Can you write out the whole listing exactly?

Data records

================

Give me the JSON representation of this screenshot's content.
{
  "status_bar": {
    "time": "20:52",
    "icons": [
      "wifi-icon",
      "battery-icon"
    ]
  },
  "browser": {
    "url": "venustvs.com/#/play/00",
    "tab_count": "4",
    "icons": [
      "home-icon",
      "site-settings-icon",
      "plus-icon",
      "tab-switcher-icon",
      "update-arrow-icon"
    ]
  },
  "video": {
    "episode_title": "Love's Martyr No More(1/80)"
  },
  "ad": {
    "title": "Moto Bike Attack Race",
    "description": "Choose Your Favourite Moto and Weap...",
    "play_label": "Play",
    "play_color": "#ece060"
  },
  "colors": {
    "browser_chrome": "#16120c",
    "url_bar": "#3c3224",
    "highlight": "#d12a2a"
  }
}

================

— Reply —
Give me the JSON representation of this screenshot's content.
{
  "status_bar": {
    "time": "20:52",
    "icons": [
      "wifi-icon",
      "battery-icon"
    ]
  },
  "browser": {
    "url": "venustvs.com/#/play/00",
    "tab_count": "4",
    "icons": [
      "home-icon",
      "site-settings-icon",
      "plus-icon",
      "tab-switcher-icon",
      "update-arrow-icon"
    ]
  },
  "video": {
    "episode_title": "Love's Martyr No More(1/80)"
  },
  "ad": {
    "title": "Moto Bike Attack Race",
    "description": "Choose Your Favourite Moto and Weap...",
    "play_label": "Play",
    "play_color": "#ece060"
  },
  "colors": {
    "browser_chrome": "#16120c",
    "url_bar": "#3c3224",
    "highlight": "#d12a2a"
  }
}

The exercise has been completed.